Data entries
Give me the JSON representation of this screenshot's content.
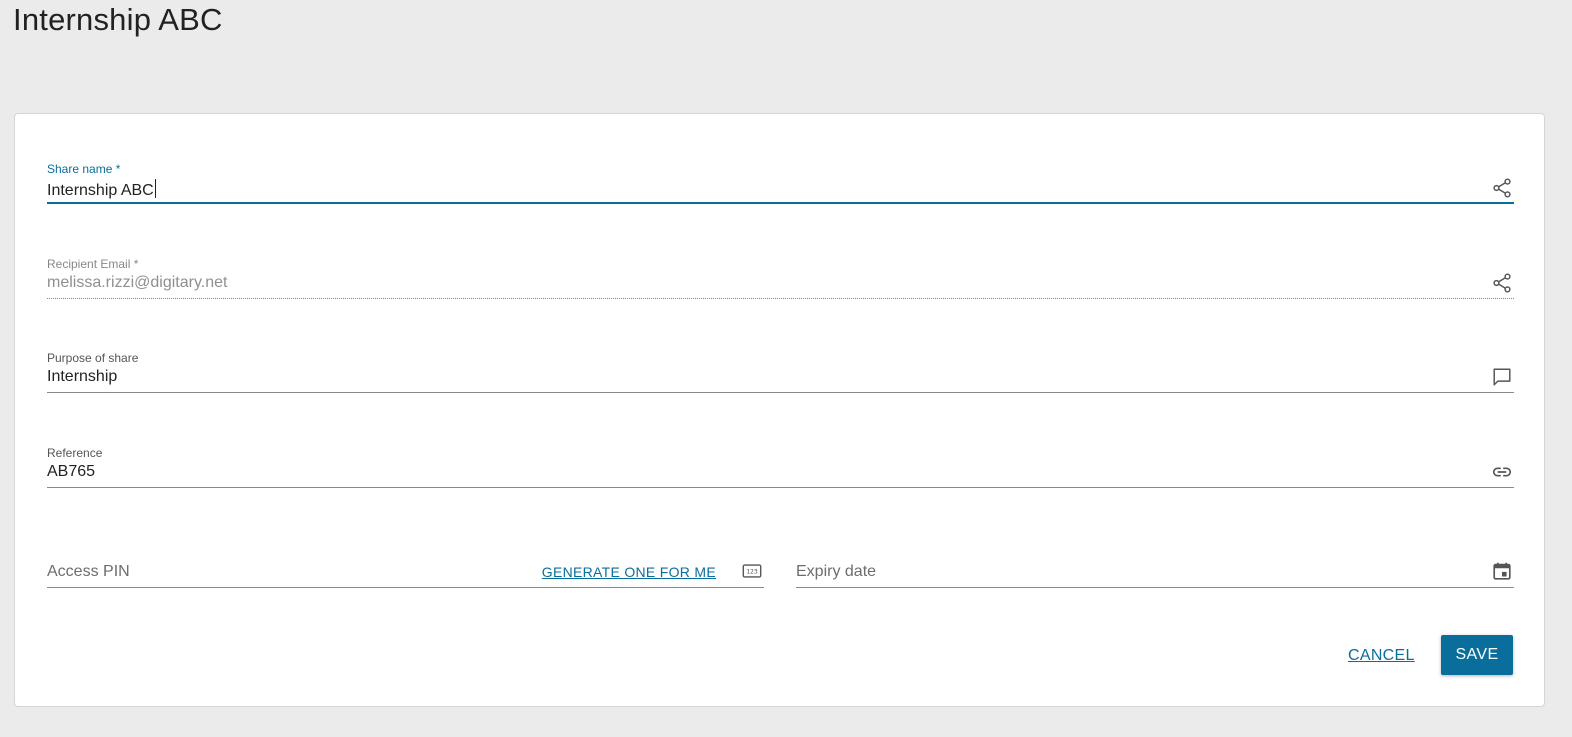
{
  "page": {
    "title": "Internship ABC"
  },
  "form": {
    "share_name": {
      "label": "Share name *",
      "value": "Internship ABC",
      "icon": "share-icon"
    },
    "recipient_email": {
      "label": "Recipient Email *",
      "value": "melissa.rizzi@digitary.net",
      "icon": "share-icon"
    },
    "purpose": {
      "label": "Purpose of share",
      "value": "Internship",
      "icon": "comment-icon"
    },
    "reference": {
      "label": "Reference",
      "value": "AB765",
      "icon": "link-icon"
    },
    "access_pin": {
      "placeholder": "Access PIN",
      "generate_label": "GENERATE ONE FOR ME",
      "icon": "numeric-keypad-icon"
    },
    "expiry_date": {
      "placeholder": "Expiry date",
      "icon": "calendar-icon"
    }
  },
  "actions": {
    "cancel_label": "CANCEL",
    "save_label": "SAVE"
  },
  "colors": {
    "accent": "#0a6e9c",
    "background": "#ebebeb",
    "card": "#ffffff"
  }
}
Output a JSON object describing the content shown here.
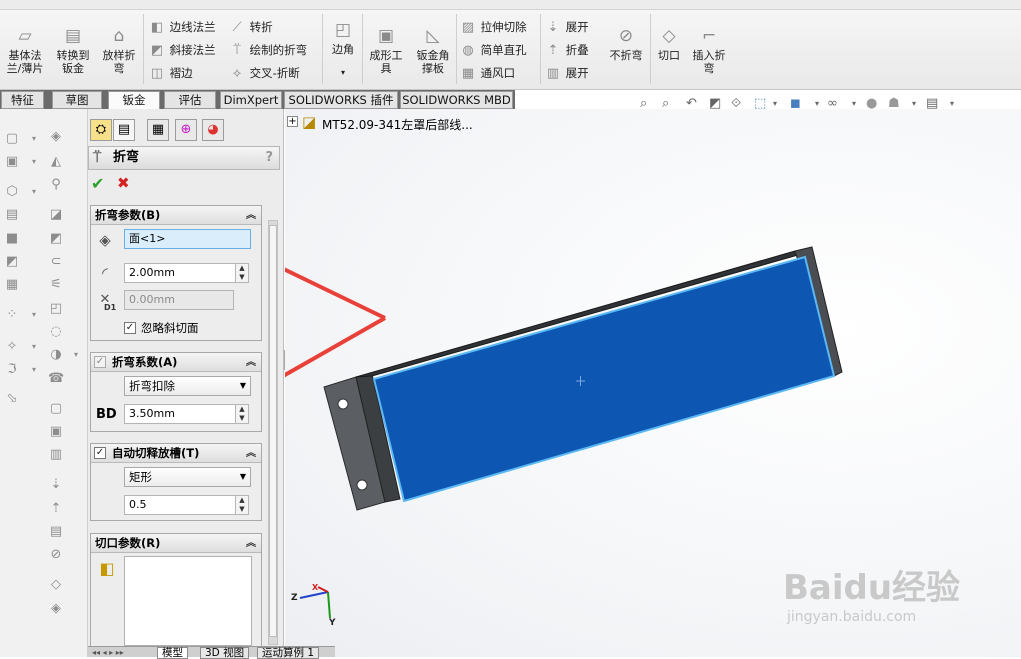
{
  "ribbon": {
    "big_buttons": [
      {
        "label": "基体法\n兰/薄片",
        "icon": "base-flange-icon"
      },
      {
        "label": "转换到\n钣金",
        "icon": "convert-to-sheetmetal-icon"
      },
      {
        "label": "放样折\n弯",
        "icon": "lofted-bend-icon"
      }
    ],
    "col1": [
      "边线法兰",
      "斜接法兰",
      "褶边"
    ],
    "col2": [
      "转折",
      "绘制的折弯",
      "交叉-折断"
    ],
    "corner_label": "边角",
    "tools": [
      {
        "label": "成形工\n具",
        "icon": "forming-tool-icon"
      },
      {
        "label": "钣金角\n撑板",
        "icon": "sheetmetal-gusset-icon"
      }
    ],
    "col3": [
      "拉伸切除",
      "简单直孔",
      "通风口"
    ],
    "col4": [
      "展开",
      "折叠",
      "展开"
    ],
    "tail_buttons": [
      {
        "label": "不折弯",
        "icon": "no-bends-icon"
      },
      {
        "label": "切口",
        "icon": "rip-icon"
      },
      {
        "label": "插入折\n弯",
        "icon": "insert-bends-icon"
      }
    ]
  },
  "tabs": [
    "特征",
    "草图",
    "钣金",
    "评估",
    "DimXpert",
    "SOLIDWORKS 插件",
    "SOLIDWORKS MBD"
  ],
  "active_tab": "钣金",
  "tree": {
    "model_name": "MT52.09-341左罩后部线..."
  },
  "pm": {
    "title": "折弯",
    "help": "?",
    "ok": "✔",
    "cancel": "✖",
    "bend_params": {
      "header": "折弯参数(B)",
      "face": "面<1>",
      "radius": "2.00mm",
      "d1": "0.00mm",
      "d1_tag": "D1",
      "ignore_bevel": "忽略斜切面",
      "ignore_bevel_checked": true
    },
    "bend_allowance": {
      "header": "折弯系数(A)",
      "type": "折弯扣除",
      "bd_label": "BD",
      "bd_value": "3.50mm"
    },
    "auto_relief": {
      "header": "自动切释放槽(T)",
      "type": "矩形",
      "ratio": "0.5"
    },
    "rip_params": {
      "header": "切口参数(R)"
    }
  },
  "bottom_tabs": [
    "模型",
    "3D 视图",
    "运动算例 1"
  ],
  "triad": {
    "x": "X",
    "y": "Y",
    "z": "Z"
  },
  "watermark": {
    "brand": "Baidu经验",
    "url": "jingyan.baidu.com"
  },
  "colors": {
    "face_blue": "#0d56b1",
    "arrow_red": "#e8413a",
    "selection_cyan": "#5bb8f5"
  }
}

Written task: Tally how many lines of the records hold the word "header". Answer with the number only.

The response: 4